▶ [Written request] Please rename every "mic-muted-icon" in the lines below to "muted-mic-icon", leaving everything else unchanged.

▶ [Listed records]

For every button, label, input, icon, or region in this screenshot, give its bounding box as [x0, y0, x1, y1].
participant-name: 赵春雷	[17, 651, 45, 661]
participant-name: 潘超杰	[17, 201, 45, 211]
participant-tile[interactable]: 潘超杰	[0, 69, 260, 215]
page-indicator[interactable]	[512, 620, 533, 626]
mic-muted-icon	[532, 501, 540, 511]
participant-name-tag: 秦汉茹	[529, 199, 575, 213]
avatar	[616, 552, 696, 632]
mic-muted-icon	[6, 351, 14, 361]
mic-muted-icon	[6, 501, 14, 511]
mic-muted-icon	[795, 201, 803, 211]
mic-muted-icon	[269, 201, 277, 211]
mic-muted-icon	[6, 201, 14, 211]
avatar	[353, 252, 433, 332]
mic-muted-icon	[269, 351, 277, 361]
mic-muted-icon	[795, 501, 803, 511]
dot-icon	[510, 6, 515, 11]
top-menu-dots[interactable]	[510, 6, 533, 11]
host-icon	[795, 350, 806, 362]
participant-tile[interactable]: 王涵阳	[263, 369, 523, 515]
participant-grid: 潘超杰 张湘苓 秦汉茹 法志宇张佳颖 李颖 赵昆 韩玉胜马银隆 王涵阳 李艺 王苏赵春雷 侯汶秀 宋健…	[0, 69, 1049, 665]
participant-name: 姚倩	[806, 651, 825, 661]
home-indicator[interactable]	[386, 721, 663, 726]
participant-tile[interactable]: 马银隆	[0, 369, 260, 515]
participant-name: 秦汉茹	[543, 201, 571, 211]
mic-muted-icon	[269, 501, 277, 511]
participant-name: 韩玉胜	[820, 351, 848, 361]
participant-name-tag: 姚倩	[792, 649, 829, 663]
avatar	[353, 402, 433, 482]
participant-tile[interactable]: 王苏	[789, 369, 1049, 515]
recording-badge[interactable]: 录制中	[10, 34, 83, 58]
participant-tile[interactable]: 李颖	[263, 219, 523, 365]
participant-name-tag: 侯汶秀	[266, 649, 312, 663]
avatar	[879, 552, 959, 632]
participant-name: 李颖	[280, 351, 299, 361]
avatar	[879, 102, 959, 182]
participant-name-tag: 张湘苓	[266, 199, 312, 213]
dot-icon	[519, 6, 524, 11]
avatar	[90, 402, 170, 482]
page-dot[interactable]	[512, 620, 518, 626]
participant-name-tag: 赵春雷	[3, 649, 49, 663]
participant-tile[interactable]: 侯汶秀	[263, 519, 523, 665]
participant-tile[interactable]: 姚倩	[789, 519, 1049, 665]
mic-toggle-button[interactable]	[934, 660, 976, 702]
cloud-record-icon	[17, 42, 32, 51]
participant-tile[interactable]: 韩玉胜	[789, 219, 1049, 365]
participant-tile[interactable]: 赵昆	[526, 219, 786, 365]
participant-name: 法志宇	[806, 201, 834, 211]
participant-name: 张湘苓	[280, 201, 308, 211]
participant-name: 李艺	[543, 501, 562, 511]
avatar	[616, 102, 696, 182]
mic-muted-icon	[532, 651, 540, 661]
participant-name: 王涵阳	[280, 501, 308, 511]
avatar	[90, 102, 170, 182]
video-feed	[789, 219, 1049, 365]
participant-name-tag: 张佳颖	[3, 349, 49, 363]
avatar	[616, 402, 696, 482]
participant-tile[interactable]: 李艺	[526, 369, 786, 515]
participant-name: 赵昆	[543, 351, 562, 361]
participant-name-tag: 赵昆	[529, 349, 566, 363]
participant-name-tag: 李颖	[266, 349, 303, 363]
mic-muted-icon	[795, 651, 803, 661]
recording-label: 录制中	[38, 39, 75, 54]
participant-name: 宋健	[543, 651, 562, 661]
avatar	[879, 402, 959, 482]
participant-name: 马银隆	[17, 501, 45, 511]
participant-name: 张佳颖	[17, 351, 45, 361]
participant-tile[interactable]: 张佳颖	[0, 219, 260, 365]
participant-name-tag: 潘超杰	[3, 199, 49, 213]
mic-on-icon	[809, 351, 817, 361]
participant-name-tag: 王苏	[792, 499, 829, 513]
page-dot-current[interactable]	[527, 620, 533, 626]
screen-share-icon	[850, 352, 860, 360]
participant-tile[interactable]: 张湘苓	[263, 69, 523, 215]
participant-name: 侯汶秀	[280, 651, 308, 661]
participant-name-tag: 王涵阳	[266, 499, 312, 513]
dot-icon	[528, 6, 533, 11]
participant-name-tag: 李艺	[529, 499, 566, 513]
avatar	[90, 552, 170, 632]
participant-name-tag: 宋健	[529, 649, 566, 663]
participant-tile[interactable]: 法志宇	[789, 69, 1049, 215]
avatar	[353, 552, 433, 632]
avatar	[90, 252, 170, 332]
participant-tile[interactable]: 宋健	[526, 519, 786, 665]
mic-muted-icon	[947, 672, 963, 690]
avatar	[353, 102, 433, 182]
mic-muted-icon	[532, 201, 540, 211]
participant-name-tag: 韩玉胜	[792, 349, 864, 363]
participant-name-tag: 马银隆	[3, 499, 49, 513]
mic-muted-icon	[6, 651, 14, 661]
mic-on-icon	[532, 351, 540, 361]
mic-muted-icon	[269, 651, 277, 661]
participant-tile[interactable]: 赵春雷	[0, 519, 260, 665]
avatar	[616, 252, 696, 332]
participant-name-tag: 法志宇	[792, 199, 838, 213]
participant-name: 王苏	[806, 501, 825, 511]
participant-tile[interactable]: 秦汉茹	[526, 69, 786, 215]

▶ [Task response]
For every button, label, input, icon, or region in this screenshot, give its bounding box as [x0, y0, x1, y1].
participant-name: 赵春雷	[17, 651, 45, 661]
participant-name: 潘超杰	[17, 201, 45, 211]
participant-tile[interactable]: 潘超杰	[0, 69, 260, 215]
page-indicator[interactable]	[512, 620, 533, 626]
muted-mic-icon	[532, 501, 540, 511]
participant-name-tag: 秦汉茹	[529, 199, 575, 213]
avatar	[616, 552, 696, 632]
muted-mic-icon	[6, 351, 14, 361]
muted-mic-icon	[6, 501, 14, 511]
muted-mic-icon	[795, 201, 803, 211]
muted-mic-icon	[269, 201, 277, 211]
muted-mic-icon	[6, 201, 14, 211]
avatar	[353, 252, 433, 332]
muted-mic-icon	[269, 351, 277, 361]
muted-mic-icon	[795, 501, 803, 511]
dot-icon	[510, 6, 515, 11]
top-menu-dots[interactable]	[510, 6, 533, 11]
host-icon	[795, 350, 806, 362]
participant-tile[interactable]: 王涵阳	[263, 369, 523, 515]
participant-grid: 潘超杰 张湘苓 秦汉茹 法志宇张佳颖 李颖 赵昆 韩玉胜马银隆 王涵阳 李艺 王苏赵春雷 侯汶秀 宋健…	[0, 69, 1049, 665]
participant-name: 姚倩	[806, 651, 825, 661]
home-indicator[interactable]	[386, 721, 663, 726]
participant-tile[interactable]: 马银隆	[0, 369, 260, 515]
participant-name: 秦汉茹	[543, 201, 571, 211]
muted-mic-icon	[269, 501, 277, 511]
participant-name: 韩玉胜	[820, 351, 848, 361]
participant-name-tag: 姚倩	[792, 649, 829, 663]
avatar	[353, 402, 433, 482]
participant-tile[interactable]: 王苏	[789, 369, 1049, 515]
recording-badge[interactable]: 录制中	[10, 34, 83, 58]
participant-tile[interactable]: 李颖	[263, 219, 523, 365]
participant-name-tag: 侯汶秀	[266, 649, 312, 663]
avatar	[879, 552, 959, 632]
participant-name: 李颖	[280, 351, 299, 361]
avatar	[879, 102, 959, 182]
participant-name-tag: 张湘苓	[266, 199, 312, 213]
dot-icon	[519, 6, 524, 11]
avatar	[90, 402, 170, 482]
page-dot[interactable]	[512, 620, 518, 626]
participant-name-tag: 赵春雷	[3, 649, 49, 663]
participant-tile[interactable]: 侯汶秀	[263, 519, 523, 665]
participant-tile[interactable]: 姚倩	[789, 519, 1049, 665]
mic-toggle-button[interactable]	[934, 660, 976, 702]
cloud-record-icon	[17, 42, 32, 51]
participant-tile[interactable]: 韩玉胜	[789, 219, 1049, 365]
participant-tile[interactable]: 赵昆	[526, 219, 786, 365]
participant-name: 法志宇	[806, 201, 834, 211]
participant-name: 张湘苓	[280, 201, 308, 211]
participant-name: 李艺	[543, 501, 562, 511]
avatar	[616, 102, 696, 182]
muted-mic-icon	[532, 651, 540, 661]
participant-name: 王涵阳	[280, 501, 308, 511]
avatar	[90, 102, 170, 182]
video-feed	[789, 219, 1049, 365]
participant-name-tag: 张佳颖	[3, 349, 49, 363]
avatar	[616, 402, 696, 482]
participant-tile[interactable]: 李艺	[526, 369, 786, 515]
participant-name: 赵昆	[543, 351, 562, 361]
participant-name-tag: 赵昆	[529, 349, 566, 363]
participant-name-tag: 李颖	[266, 349, 303, 363]
muted-mic-icon	[795, 651, 803, 661]
recording-label: 录制中	[38, 39, 75, 54]
participant-name: 宋健	[543, 651, 562, 661]
avatar	[879, 402, 959, 482]
participant-name: 马银隆	[17, 501, 45, 511]
participant-name: 张佳颖	[17, 351, 45, 361]
participant-tile[interactable]: 张佳颖	[0, 219, 260, 365]
participant-name-tag: 潘超杰	[3, 199, 49, 213]
mic-on-icon	[809, 351, 817, 361]
participant-name-tag: 王苏	[792, 499, 829, 513]
page-dot-current[interactable]	[527, 620, 533, 626]
screen-share-icon	[850, 352, 860, 360]
participant-tile[interactable]: 张湘苓	[263, 69, 523, 215]
participant-name: 侯汶秀	[280, 651, 308, 661]
participant-name-tag: 王涵阳	[266, 499, 312, 513]
dot-icon	[528, 6, 533, 11]
participant-name-tag: 李艺	[529, 499, 566, 513]
avatar	[90, 552, 170, 632]
participant-name-tag: 宋健	[529, 649, 566, 663]
participant-tile[interactable]: 法志宇	[789, 69, 1049, 215]
avatar	[353, 552, 433, 632]
avatar	[90, 252, 170, 332]
participant-tile[interactable]: 宋健	[526, 519, 786, 665]
muted-mic-icon	[947, 672, 963, 690]
avatar	[353, 102, 433, 182]
muted-mic-icon	[532, 201, 540, 211]
participant-name-tag: 韩玉胜	[792, 349, 864, 363]
participant-name-tag: 马银隆	[3, 499, 49, 513]
muted-mic-icon	[6, 651, 14, 661]
mic-on-icon	[532, 351, 540, 361]
muted-mic-icon	[269, 651, 277, 661]
participant-tile[interactable]: 赵春雷	[0, 519, 260, 665]
avatar	[616, 252, 696, 332]
participant-name-tag: 法志宇	[792, 199, 838, 213]
participant-name: 王苏	[806, 501, 825, 511]
participant-tile[interactable]: 秦汉茹	[526, 69, 786, 215]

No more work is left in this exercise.